#### To do
A: In the thread below on linking with -lpthread, begin at the words "The linker does" and stop after the words "you are using.". Write out that span word for word.
B: Extend the thread on linking libraries with gcc, beginning after its final sentence.

#### Excerpted passage
The command line gcc -lpthread test.c does both compilation and linking. In the old days, you would first do something like cc test.c, then ld -lpthread test.o. As you can see, -lpthread is actually an option to the linker.
The linker does not know anything about text files like C code or headers. It only works with compiled object files and existing libraries. The -l flag tells it which libraries to look in to find the functions you are using.

The name of the header has nothing to do with the name of the library. Here it's really just by the accident. Most often there are many headers provided by the library.
Especially in C++ there is usually one header per class and the library usually provides classes implementations from the same namespace. In C the headers are organized that they contain some common subset of functions - math.h contains mathematical operations, stdio.h provides IO functions etc.

They are two separate things. .h files holds the declarations, sometimes the inline function also. As we all know, every functions should have an implementation/definition to work. These implementations are kept seperately. -lpthread, for example is the library which holds the implementation of the functions declared in headers in binary form.
Separating the implementation is what people want when you don't want to share your commercial code with others
So,
gcc -pthread test.c
tell gcc to look for definitions declared in pthread.h in the libpthread. -pthread is expanded to libpthread by linker automatically

there are/were compilers that you told it where the lib directory was and it simply scanned all the files hoping to find a match. then there are compilers that are the other extreme where you have to tell it everything to link in. the key here is include simply tells the compiler to look for some definitions or even simpler to include some external file into this file. this does not necessarily have any connection to a library or object, there are many includes that are not tied to such things and it is a bad assumption. next the linker is a different step and usually a different program from the compiler, so not only does the include not have a one to one relationship with an object or library, the linker is not the compiler.

Related

Why do some system libraries require a -l option while others do not?

I recently took a class where we used pthreads and when compiling we were told to add -lpthread. But how come when using other #include <> statements for system header files, it seems that the linking of the object implementation code happens automatically? For example, if I just want to get the header file #include <stdio.h>, I don't need a -l option in compilation, the linking of that .o implementation file file just happens.
For this file
#include <stdio.h>
int main() {
return 0;
}
run
gcc -v -o simple simple.c
and you will see what, actually, gcc does. You will see that it links with libraries behind your back. This is why you don't specify system libraries explicitly.
Basic Answer: -lpthreads tells the compiler/linker to link to the pthreads library.

#### Provided information
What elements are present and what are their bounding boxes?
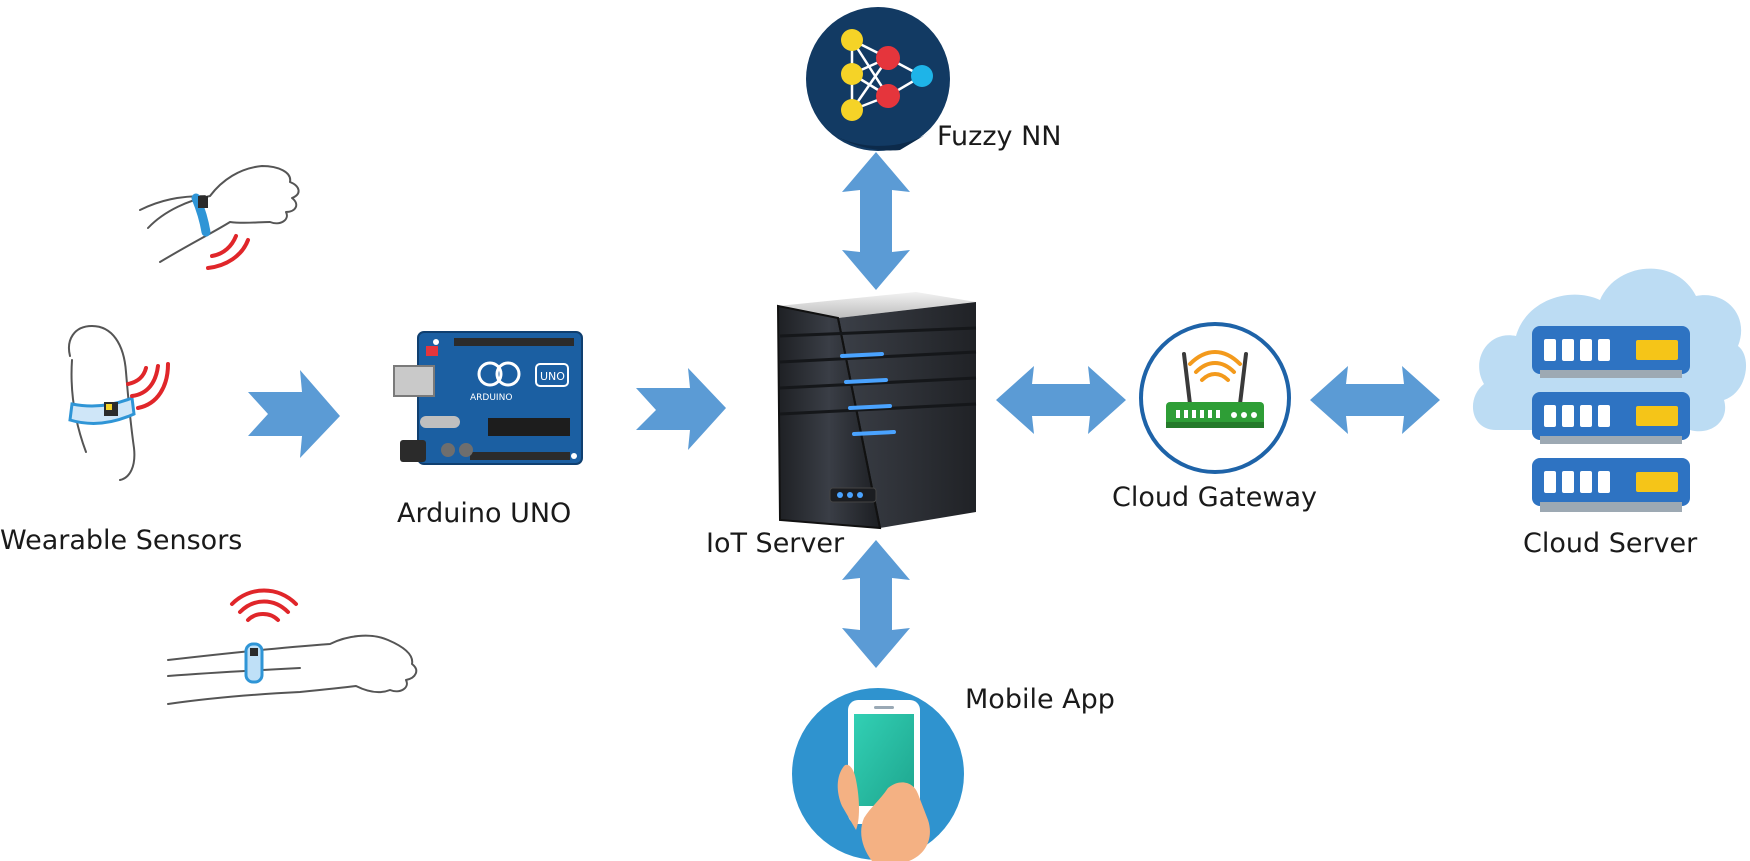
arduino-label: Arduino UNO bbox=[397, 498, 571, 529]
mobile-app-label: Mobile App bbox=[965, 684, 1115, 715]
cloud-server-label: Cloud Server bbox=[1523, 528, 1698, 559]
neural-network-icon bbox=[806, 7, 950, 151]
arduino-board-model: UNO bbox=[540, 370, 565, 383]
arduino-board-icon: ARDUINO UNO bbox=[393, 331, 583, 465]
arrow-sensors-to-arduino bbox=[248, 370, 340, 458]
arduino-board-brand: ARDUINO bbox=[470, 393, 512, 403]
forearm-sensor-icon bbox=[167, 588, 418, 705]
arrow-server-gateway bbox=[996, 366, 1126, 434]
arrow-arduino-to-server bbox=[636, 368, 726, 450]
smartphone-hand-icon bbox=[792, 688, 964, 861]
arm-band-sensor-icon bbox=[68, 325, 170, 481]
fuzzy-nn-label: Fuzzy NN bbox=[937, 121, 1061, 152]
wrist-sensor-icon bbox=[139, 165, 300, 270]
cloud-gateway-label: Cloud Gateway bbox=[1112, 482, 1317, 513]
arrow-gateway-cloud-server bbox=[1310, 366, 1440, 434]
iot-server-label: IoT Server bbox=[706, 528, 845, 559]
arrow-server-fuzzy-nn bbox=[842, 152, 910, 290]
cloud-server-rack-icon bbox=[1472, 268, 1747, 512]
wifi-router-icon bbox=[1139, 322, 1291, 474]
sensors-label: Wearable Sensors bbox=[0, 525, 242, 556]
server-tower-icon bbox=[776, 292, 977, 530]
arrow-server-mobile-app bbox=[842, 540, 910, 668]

#### Answers to the tasks
A:
The linker does not know anything about text files like C code or headers. It only works with compiled object files and existing libraries. The -l flag tells it which libraries to look in to find the functions you are using.

B:
Longer answer
Headers tell the compiler that a certain function is going to be available (sometimes that function is defined in the header, perhaps inline) when the code is later linked. So the compiler marks the function essentially available but later during the linking phase the linker has to connect the function call to an actual function. A lot of function in the system headers are part of the "C Runtime Library" your linker automatically uses but others are provided by external libraries (such as pthreads). In the case where it is provided by an external library you have to use the '-lxxx' so the compiler/linker knows which external library to include in the process so it gets the address of the functions correctly.
Hope that helps
A C header file does not contain the implementations of the functions. It only contains function prototypes, so that the compiler could generate proper function calls.
The actual implementation is stored in a library. The most commonly used functions (such as printf and malloc) are implemented in the Standard C Library (LibC), which is implicitly linked to any executable file unless you request not to link it. The threads support is implemented in a separate library that has to be linked explicitly by passing the -pthread option to the linker.
NB: You can pass the option -pthread to the compiler that will also link the appropriate library.
The compiler links the standard C library libc.a implicitly so a -lc argument is not necessary. Pthreads is a system library but not a part of the C standard library, so must be explicitly linked.
If you were to specify -nolibc you would then need to explicitly link libc (or some alternative C library).
If all system libraries were linked implicitly, gcc would have to be have a different implementation for each system (for example pthreads is not a system library on Windows), and if a system introduced a new library, gcc would have to change in lock step. Moreover the link time would increase as each library were searched in some unknown sequence to resolve symbols. The C standard library is the one library the compiler can rely on to be provided in any particular implementation, so implicit linking is generally safe and a simple convenience.
Some library files are are searched by default, simply for convenience, basically the C standard library. Linkers have options to disable this convenience and have no default libraries (for if you are doing something unusual and don't want them). Non-default libraries, you have to tell linker to use them.
There could be a mechanism to tell what libraries are needed in the source code (include files are plain text which is just "copy-pasted" at #include line), there's no technical difficulty. But there just isn't (as far as I know, not even as non-standard compiler extension).
There are some solutions to the problem though, such as pkg-config for unixy platforms, which tackle the problem of include and library files by providing the compiler and linker options for a library easily.
the -l option is for linking against an external library in this case libpthread, against system libraries is linked by default
http://www.network-theory.co.uk/docs/gccintro/gccintro_17.html
C++: How to add external libraries

(C) How are the implementations of the stdlib functions stored and linked to in header files if the source code does not have to be provided directly?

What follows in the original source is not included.